(Stored records)
** start **

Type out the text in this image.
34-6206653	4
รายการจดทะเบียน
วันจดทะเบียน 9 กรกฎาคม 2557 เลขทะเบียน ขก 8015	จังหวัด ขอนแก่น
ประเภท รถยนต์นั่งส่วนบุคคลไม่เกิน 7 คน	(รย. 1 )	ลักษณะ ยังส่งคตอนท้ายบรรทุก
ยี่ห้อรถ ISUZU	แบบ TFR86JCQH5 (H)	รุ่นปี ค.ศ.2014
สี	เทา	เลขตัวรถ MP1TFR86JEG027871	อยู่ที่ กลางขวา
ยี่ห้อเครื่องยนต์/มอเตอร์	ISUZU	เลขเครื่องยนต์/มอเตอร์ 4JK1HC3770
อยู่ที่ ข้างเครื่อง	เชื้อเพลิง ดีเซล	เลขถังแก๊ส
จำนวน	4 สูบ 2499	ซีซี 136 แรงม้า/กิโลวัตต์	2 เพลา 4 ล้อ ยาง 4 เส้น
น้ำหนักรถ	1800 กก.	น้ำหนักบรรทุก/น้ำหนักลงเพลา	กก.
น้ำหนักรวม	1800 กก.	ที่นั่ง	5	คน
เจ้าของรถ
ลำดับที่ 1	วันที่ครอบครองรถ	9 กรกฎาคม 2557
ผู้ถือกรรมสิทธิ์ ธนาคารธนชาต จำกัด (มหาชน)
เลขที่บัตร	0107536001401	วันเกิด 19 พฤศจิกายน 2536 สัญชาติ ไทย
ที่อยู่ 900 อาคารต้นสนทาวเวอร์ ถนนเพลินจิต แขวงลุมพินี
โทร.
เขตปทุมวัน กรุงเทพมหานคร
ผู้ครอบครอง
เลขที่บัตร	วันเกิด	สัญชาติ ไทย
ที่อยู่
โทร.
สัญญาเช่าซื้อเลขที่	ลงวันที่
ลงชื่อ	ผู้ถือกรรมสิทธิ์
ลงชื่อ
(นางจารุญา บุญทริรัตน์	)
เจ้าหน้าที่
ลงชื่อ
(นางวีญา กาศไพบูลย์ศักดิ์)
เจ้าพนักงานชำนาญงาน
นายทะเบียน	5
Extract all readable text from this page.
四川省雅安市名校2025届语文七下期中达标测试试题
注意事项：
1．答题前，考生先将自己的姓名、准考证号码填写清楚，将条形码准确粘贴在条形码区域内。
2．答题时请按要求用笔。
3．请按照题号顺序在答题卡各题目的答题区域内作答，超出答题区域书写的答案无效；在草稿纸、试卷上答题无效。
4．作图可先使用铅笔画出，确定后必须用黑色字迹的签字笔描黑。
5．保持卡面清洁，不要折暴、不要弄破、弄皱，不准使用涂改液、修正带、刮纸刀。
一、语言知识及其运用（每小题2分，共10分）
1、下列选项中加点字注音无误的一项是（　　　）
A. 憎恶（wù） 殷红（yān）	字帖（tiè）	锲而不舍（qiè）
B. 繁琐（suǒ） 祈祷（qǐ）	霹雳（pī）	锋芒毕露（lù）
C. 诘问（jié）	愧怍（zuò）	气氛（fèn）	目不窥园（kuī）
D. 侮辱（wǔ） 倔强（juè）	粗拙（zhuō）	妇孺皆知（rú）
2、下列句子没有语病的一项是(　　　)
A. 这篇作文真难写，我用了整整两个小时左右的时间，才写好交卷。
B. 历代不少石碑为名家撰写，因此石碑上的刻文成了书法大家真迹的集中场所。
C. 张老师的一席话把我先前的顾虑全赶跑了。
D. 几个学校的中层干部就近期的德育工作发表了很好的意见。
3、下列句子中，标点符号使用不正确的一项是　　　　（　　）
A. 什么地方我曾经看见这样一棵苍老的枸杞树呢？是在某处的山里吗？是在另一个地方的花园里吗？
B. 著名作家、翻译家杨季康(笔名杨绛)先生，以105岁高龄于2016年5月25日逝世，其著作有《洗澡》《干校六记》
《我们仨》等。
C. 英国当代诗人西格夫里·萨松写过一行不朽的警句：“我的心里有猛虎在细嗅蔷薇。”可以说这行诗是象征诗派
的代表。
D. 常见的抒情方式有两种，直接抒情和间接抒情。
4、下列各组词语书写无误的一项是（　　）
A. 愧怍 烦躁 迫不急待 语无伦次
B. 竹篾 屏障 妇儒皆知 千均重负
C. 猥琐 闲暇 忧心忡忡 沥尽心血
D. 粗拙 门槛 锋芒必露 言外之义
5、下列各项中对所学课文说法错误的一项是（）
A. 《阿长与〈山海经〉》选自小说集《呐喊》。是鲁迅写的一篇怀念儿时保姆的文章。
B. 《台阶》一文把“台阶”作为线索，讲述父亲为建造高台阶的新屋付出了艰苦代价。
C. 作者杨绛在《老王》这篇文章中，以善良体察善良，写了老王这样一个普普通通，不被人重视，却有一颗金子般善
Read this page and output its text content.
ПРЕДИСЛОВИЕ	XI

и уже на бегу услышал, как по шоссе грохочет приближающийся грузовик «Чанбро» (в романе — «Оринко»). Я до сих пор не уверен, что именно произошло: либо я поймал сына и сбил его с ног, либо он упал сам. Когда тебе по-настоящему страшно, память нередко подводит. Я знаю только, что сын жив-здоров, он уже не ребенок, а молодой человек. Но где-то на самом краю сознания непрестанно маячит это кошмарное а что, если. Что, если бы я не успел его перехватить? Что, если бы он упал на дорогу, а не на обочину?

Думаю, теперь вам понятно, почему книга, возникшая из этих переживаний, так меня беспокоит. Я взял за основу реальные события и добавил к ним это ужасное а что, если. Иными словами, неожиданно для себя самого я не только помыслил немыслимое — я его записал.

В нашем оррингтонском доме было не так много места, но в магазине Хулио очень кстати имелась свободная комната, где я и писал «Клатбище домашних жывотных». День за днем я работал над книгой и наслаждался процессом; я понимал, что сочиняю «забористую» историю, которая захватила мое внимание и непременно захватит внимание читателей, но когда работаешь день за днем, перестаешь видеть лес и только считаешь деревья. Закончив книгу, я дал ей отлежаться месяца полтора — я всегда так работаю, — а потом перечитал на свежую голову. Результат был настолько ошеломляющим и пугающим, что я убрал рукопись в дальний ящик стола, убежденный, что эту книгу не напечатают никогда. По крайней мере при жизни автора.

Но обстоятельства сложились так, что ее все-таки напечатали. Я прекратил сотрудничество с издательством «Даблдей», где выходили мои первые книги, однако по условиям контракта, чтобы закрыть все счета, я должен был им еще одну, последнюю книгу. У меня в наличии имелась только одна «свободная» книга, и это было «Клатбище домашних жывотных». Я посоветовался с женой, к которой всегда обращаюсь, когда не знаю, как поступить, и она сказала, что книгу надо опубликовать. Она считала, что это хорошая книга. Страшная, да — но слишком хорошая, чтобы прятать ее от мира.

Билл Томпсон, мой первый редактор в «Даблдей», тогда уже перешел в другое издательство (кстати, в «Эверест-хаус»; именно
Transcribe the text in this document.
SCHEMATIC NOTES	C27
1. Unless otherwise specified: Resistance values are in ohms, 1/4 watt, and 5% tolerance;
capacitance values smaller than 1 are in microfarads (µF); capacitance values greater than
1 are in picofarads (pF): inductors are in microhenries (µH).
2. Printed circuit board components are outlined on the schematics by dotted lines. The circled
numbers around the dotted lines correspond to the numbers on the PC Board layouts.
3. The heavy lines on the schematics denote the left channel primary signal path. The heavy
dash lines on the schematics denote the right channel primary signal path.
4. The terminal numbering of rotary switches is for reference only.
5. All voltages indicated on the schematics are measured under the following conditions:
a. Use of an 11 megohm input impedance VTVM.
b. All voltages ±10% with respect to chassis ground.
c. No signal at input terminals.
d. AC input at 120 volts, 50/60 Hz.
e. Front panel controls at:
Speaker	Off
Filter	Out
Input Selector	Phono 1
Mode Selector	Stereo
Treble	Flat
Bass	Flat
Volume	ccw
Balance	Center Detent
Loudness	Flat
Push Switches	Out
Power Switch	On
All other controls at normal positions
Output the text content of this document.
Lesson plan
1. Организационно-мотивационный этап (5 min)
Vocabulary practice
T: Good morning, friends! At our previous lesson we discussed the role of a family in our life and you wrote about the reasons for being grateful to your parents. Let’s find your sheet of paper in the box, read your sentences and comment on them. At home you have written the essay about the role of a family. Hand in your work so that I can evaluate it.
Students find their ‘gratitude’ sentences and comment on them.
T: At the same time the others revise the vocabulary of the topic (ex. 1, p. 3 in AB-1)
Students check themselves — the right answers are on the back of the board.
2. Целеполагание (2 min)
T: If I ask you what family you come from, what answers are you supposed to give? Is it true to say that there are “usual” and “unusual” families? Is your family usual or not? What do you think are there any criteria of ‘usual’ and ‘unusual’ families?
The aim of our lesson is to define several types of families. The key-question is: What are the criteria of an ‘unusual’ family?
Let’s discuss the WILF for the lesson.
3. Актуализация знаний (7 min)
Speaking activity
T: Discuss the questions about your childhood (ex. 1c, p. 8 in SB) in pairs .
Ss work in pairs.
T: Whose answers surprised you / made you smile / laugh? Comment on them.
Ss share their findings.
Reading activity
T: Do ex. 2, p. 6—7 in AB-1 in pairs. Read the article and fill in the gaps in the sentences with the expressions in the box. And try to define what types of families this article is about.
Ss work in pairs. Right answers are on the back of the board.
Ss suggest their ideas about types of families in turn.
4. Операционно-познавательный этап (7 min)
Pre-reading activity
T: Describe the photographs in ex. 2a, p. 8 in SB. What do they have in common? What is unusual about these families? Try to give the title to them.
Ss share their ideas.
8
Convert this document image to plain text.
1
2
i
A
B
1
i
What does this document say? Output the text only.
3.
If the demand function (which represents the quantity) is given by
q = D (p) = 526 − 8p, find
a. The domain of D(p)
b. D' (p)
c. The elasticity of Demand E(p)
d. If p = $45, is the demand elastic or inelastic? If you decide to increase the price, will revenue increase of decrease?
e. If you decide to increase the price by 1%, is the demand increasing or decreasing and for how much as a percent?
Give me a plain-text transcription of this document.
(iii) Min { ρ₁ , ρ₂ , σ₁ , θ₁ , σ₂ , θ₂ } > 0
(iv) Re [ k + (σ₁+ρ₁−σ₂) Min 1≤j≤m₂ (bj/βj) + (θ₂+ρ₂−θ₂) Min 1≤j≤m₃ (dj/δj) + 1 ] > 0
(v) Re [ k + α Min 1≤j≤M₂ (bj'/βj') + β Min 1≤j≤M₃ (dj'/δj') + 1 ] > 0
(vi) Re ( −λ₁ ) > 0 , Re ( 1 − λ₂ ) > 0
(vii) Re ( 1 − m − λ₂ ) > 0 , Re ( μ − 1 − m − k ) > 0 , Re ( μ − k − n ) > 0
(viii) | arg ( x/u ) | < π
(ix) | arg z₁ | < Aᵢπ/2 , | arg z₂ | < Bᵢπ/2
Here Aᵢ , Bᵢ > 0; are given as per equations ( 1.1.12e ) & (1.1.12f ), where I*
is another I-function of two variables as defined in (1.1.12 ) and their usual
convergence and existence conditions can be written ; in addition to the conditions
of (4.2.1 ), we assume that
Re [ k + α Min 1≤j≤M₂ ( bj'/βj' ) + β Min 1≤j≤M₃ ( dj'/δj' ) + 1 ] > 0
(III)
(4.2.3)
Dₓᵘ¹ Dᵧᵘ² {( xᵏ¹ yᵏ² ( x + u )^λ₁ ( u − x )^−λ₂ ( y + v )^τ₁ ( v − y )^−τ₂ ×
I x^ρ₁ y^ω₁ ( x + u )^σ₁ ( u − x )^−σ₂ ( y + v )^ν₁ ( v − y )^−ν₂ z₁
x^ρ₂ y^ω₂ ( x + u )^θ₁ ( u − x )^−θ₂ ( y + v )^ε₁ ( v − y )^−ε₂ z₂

** end **

**Exercise details**
Copy out every line of the listing that includes the string "share".

**Answer to this exercise**
Ss share their findings.
Ss share their ideas.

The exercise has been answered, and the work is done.